Task goal: Extract, from the records beneath this instruction, each line that contains the word "direction".

Task input:
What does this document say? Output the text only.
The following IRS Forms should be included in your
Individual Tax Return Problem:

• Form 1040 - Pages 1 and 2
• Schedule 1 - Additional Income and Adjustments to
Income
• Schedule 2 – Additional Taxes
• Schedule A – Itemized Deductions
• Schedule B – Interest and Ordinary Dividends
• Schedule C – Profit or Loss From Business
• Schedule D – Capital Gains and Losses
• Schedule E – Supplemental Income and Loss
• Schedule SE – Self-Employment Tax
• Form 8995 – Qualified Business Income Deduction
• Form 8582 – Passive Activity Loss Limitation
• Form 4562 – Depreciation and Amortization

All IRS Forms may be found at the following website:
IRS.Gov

...

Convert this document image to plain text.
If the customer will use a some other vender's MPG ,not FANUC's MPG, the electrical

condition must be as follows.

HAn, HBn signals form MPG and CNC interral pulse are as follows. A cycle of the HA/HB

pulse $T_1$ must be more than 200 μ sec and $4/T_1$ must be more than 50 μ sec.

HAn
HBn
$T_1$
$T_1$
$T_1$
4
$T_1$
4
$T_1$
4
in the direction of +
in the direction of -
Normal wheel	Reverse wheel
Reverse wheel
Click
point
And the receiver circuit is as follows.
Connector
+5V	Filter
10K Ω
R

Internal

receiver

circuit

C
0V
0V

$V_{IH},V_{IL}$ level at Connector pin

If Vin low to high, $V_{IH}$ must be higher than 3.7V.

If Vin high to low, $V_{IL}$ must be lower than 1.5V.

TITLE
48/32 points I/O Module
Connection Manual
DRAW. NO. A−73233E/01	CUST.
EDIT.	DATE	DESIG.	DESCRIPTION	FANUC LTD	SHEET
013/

The result:
in the direction of +
in the direction of -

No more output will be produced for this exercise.